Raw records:
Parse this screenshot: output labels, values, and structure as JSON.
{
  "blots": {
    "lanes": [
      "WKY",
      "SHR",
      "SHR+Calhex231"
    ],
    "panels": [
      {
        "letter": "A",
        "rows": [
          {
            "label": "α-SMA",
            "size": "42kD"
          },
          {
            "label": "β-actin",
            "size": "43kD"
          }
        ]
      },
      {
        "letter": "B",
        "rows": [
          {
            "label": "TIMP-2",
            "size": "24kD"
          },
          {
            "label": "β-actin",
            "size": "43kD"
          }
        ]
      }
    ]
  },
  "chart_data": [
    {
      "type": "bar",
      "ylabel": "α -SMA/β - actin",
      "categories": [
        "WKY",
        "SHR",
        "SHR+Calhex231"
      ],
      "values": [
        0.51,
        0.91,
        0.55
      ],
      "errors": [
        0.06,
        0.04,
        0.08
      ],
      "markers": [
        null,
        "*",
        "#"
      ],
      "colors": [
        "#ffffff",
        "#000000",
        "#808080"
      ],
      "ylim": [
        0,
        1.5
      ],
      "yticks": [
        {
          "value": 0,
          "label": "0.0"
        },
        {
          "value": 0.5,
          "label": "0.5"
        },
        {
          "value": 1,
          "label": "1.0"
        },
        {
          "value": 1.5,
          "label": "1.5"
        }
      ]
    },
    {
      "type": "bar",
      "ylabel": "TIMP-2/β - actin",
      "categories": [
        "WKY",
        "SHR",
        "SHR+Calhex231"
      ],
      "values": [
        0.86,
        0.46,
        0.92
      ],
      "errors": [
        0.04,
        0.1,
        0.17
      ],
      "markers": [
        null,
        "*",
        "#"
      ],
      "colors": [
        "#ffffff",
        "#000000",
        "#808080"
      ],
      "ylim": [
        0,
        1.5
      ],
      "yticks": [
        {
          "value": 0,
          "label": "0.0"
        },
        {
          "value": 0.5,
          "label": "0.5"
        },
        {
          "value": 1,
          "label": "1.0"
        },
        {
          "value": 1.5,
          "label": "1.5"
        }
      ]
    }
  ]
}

◆ Exercise directions: Determine the number of lines containing "size". Write only that number.

◆ Finished exercise: 4